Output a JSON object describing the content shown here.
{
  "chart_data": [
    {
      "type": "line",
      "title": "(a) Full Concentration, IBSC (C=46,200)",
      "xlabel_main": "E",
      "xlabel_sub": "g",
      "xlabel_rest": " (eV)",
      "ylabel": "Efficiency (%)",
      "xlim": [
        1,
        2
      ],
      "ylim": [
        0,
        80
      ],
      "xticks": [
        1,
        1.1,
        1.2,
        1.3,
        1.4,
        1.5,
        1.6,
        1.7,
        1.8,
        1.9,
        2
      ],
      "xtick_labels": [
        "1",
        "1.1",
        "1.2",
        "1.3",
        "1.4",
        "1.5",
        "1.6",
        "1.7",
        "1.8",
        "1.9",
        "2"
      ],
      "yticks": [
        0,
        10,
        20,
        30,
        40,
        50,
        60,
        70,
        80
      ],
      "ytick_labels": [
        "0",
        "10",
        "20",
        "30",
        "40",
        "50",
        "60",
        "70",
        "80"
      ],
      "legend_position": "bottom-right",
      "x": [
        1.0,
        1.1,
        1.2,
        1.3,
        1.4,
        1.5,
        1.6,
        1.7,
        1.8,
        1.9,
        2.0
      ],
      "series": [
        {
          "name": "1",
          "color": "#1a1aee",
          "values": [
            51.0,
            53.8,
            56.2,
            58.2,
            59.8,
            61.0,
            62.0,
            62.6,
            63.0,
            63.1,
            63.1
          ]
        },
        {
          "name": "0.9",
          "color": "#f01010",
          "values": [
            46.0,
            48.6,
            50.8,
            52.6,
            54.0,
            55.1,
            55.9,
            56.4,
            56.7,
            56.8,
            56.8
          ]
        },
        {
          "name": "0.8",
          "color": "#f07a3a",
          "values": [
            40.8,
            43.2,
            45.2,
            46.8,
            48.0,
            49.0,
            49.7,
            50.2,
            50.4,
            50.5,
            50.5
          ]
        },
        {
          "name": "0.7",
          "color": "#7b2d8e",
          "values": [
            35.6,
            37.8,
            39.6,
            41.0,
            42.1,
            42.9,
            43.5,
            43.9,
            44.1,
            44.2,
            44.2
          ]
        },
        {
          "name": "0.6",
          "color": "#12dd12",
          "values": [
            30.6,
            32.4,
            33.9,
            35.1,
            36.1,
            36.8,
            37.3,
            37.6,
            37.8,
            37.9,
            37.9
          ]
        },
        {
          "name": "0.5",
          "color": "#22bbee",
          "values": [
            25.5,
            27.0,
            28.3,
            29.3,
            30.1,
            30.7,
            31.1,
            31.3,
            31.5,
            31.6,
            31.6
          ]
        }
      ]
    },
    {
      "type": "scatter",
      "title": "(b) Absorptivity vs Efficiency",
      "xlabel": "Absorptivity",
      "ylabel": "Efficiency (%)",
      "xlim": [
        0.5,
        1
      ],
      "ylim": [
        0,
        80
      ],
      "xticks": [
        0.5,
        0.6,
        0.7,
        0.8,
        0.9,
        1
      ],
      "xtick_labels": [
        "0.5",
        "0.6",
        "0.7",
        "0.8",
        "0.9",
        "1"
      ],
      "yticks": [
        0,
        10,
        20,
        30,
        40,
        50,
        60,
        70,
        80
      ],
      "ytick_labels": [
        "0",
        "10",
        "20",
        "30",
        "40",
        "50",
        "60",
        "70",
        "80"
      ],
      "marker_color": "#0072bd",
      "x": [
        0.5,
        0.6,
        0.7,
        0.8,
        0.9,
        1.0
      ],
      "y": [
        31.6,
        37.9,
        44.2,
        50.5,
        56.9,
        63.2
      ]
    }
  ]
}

STATED GOAL:
From the entries, copy out each line containing the word "name".

RESULT OF THE EXERCISE:
          "name": "1",
          "name": "0.9",
          "name": "0.8",
          "name": "0.7",
          "name": "0.6",
          "name": "0.5",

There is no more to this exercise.